Exercise brief: Read the records and gather each line that includes "عتبة".

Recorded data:
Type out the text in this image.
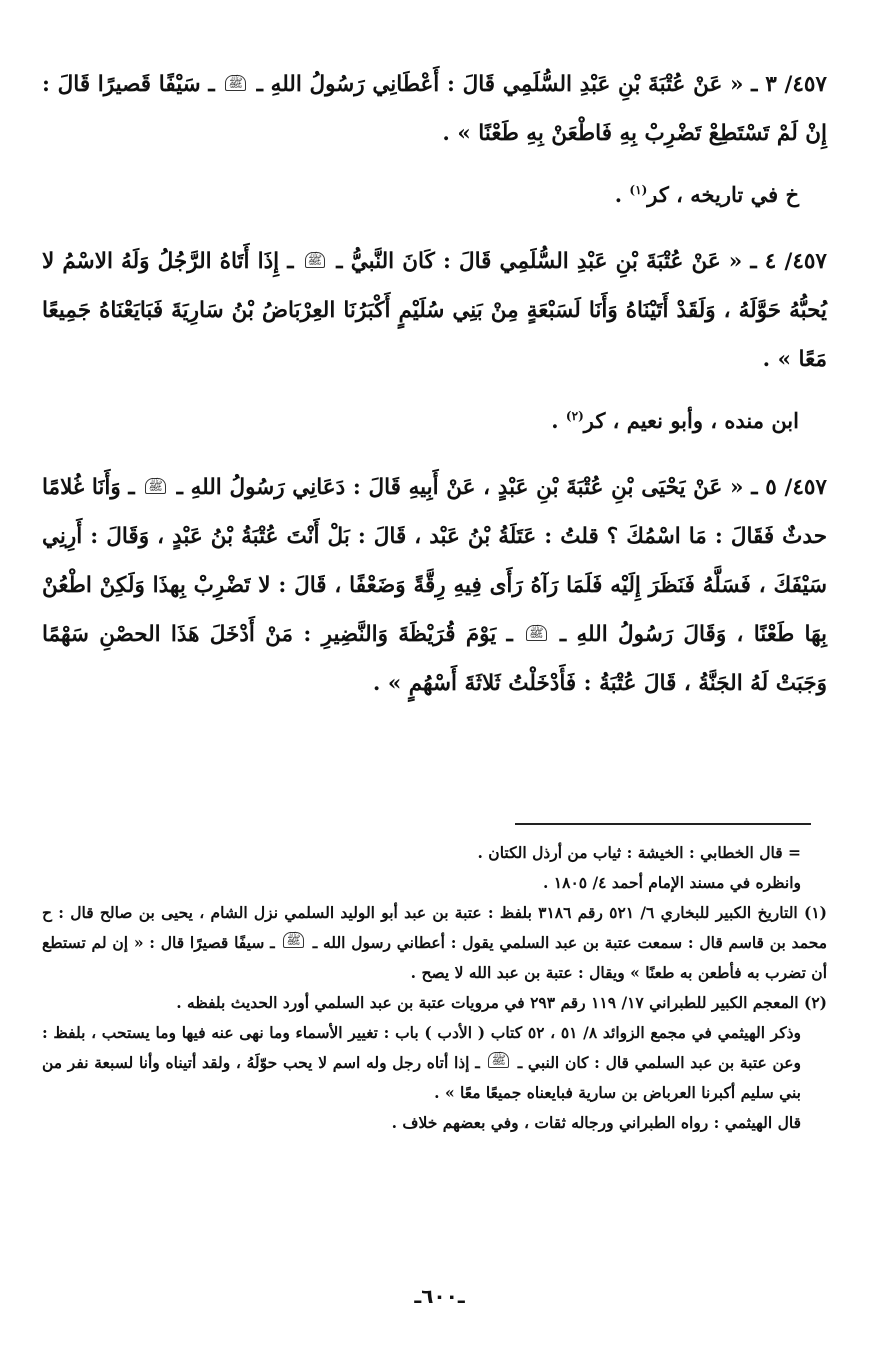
٤٥٧/ ٣ ـ « عَنْ عُتْبَةَ بْنِ عَبْدِ السُّلَمِي قَالَ : أَعْطَانِي رَسُولُ اللهِ ـ ﷺ ـ سَيْفًا قَصيرًا قَالَ : إِنْ لَمْ تَسْتَطِعْ تَضْرِبْ بِهِ فَاطْعَنْ بِهِ طَعْنًا » .

خ في تاريخه ، كر$^{(١)}$ .

٤٥٧/ ٤ ـ « عَنْ عُتْبَةَ بْنِ عَبْدِ السُّلَمِي قَالَ : كَانَ النَّبيُّ ـ ﷺ ـ إِذَا أَتَاهُ الرَّجُلُ وَلَهُ الاسْمُ لا يُحبُّهُ حَوَّلَهُ ، وَلَقَدْ أَتَيْنَاهُ وَأَنَا لَسَبْعَةٍ مِنْ بَنِي سُلَيْمٍ أَكْبَرُنَا العِرْبَاضُ بْنُ سَارِيَةَ فَبَايَعْنَاهُ جَمِيعًا مَعًا » .

ابن منده ، وأبو نعيم ، كر$^{(٢)}$ .

٤٥٧/ ٥ ـ « عَنْ يَحْيَى بْنِ عُتْبَةَ بْنِ عَبْدٍ ، عَنْ أَبِيهِ قَالَ : دَعَانِي رَسُولُ اللهِ ـ ﷺ ـ وَأَنَا غُلامًا حدثٌ فَقَالَ : مَا اسْمُكَ ؟ قلتُ : عَتَلَةُ بْنُ عَبْد ، قَالَ : بَلْ أَنْتَ عُتْبَةُ بْنُ عَبْدٍ ، وَقَالَ : أَرِنِي سَيْفَكَ ، فَسَلَّهُ فَنَظَرَ إِلَيْه فَلَمَا رَآهُ رَأَى فِيهِ رِقَّةً وَضَعْفًا ، قَالَ : لا تَضْرِبْ بِهذَا وَلَكِنْ اطْعُنْ بِهَا طَعْنًا ، وَقَالَ رَسُولُ اللهِ ـ ﷺ ـ يَوْمَ قُرَيْظَةَ وَالنَّضِيرِ : مَنْ أَدْخَلَ هَذَا الحصْنِ سَهْمًا وَجَبَتْ لَهُ الجَنَّةُ ، قَالَ عُتْبَةُ : فَأَدْخَلْتُ ثَلاثَةَ أَسْهُمٍ » .

= قال الخطابي : الخيشة : ثياب من أرذل الكتان .

وانظره في مسند الإمام أحمد ٤/ ١٨٠٥ .

(١) التاريخ الكبير للبخاري ٦/ ٥٢١ رقم ٣١٨٦ بلفظ : عتبة بن عبد أبو الوليد السلمي نزل الشام ، يحيى بن صالح قال : ح محمد بن قاسم قال : سمعت عتبة بن عبد السلمي يقول : أعطاني رسول الله ـ ﷺ ـ سيفًا قصيرًا قال : « إن لم تستطع أن تضرب به فأطعن به طعنًا » ويقال : عتبة بن عبد الله لا يصح .

(٢) المعجم الكبير للطبراني ١٧/ ١١٩ رقم ٢٩٣ في مرويات عتبة بن عبد السلمي أورد الحديث بلفظه .

وذكر الهيثمي في مجمع الزوائد ٨/ ٥١ ، ٥٢ كتاب ( الأدب ) باب : تغيير الأسماء وما نهى عنه فيها وما يستحب ، بلفظ : وعن عتبة بن عبد السلمي قال : كان النبي ـ ﷺ ـ إذا أتاه رجل وله اسم لا يحب حوّلَهُ ، ولقد أتيناه وأنا لسبعة نفر من بني سليم أكبرنا العرباض بن سارية فبايعناه جميعًا معًا » .

قال الهيثمي : رواه الطبراني ورجاله ثقات ، وفي بعضهم خلاف .

ـ٦٠٠ـ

Task solution:
(١) التاريخ الكبير للبخاري ٦/ ٥٢١ رقم ٣١٨٦ بلفظ : عتبة بن عبد أبو الوليد السلمي نزل الشام ، يحيى بن صالح قال : ح محمد بن قاسم قال : سمعت عتبة بن عبد السلمي يقول : أعطاني رسول الله ـ ﷺ ـ سيفًا قصيرًا قال : « إن لم تستطع أن تضرب به فأطعن به طعنًا » ويقال : عتبة بن عبد الله لا يصح .
(٢) المعجم الكبير للطبراني ١٧/ ١١٩ رقم ٢٩٣ في مرويات عتبة بن عبد السلمي أورد الحديث بلفظه .
وذكر الهيثمي في مجمع الزوائد ٨/ ٥١ ، ٥٢ كتاب ( الأدب ) باب : تغيير الأسماء وما نهى عنه فيها وما يستحب ، بلفظ : وعن عتبة بن عبد السلمي قال : كان النبي ـ ﷺ ـ إذا أتاه رجل وله اسم لا يحب حوّلَهُ ، ولقد أتيناه وأنا لسبعة نفر من بني سليم أكبرنا العرباض بن سارية فبايعناه جميعًا معًا » .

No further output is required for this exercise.